**PROVIDED MATERIAL**

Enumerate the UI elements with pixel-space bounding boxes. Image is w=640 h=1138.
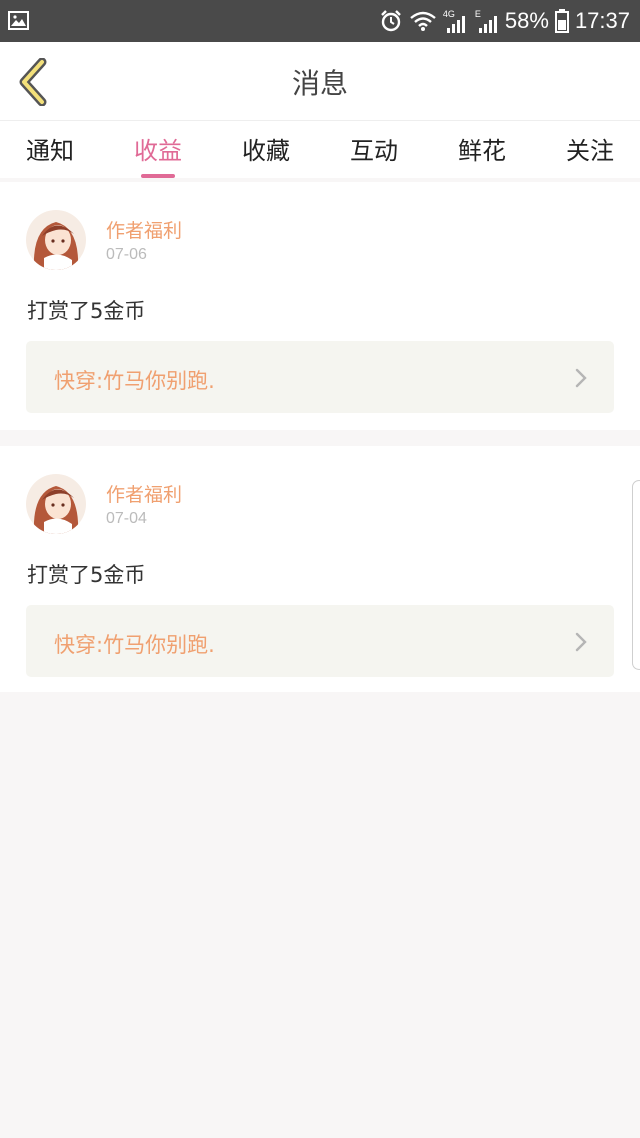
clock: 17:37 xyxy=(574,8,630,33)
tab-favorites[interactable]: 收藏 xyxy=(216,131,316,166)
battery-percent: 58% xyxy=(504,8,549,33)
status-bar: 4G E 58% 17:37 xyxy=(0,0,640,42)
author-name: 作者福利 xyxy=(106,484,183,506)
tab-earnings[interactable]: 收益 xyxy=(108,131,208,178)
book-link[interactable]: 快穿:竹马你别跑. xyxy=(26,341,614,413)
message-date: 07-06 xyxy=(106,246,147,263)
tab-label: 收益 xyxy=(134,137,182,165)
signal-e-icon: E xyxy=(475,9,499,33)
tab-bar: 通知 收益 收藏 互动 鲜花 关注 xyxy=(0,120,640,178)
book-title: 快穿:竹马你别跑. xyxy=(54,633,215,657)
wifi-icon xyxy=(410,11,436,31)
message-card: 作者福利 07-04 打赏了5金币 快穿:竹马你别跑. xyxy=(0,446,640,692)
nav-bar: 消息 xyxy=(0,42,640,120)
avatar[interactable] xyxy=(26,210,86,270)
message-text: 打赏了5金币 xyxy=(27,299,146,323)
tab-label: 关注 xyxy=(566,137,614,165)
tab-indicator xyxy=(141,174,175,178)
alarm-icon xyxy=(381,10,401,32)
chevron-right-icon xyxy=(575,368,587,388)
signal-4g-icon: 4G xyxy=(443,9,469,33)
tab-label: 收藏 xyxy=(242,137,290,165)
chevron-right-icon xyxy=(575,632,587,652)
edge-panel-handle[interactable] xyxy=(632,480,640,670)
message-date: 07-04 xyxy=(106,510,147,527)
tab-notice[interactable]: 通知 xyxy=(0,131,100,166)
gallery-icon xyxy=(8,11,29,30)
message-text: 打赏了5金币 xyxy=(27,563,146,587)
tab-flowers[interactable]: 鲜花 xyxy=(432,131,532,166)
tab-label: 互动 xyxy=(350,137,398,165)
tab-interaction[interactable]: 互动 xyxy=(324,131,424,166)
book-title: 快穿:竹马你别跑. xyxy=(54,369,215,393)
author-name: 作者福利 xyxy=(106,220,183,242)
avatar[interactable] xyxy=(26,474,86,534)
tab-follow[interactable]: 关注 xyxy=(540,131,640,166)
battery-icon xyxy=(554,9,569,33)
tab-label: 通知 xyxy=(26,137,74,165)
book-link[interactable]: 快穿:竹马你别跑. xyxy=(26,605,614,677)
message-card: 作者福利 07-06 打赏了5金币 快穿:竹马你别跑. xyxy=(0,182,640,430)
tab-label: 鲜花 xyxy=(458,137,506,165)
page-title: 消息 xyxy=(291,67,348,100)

**EXERCISE PROMPT**
Can you copy the data from the line with "clock: 17:37 xyxy=(574,8,630,33)" to the line with "author-name: 作者福利 xyxy=(106,484,183,506)", word for word?

**CORRECT RESULT**
clock: 17:37 xyxy=(574,8,630,33)
tab-favorites[interactable]: 收藏 xyxy=(216,131,316,166)
battery-percent: 58% xyxy=(504,8,549,33)
status-bar: 4G E 58% 17:37 xyxy=(0,0,640,42)
author-name: 作者福利 xyxy=(106,484,183,506)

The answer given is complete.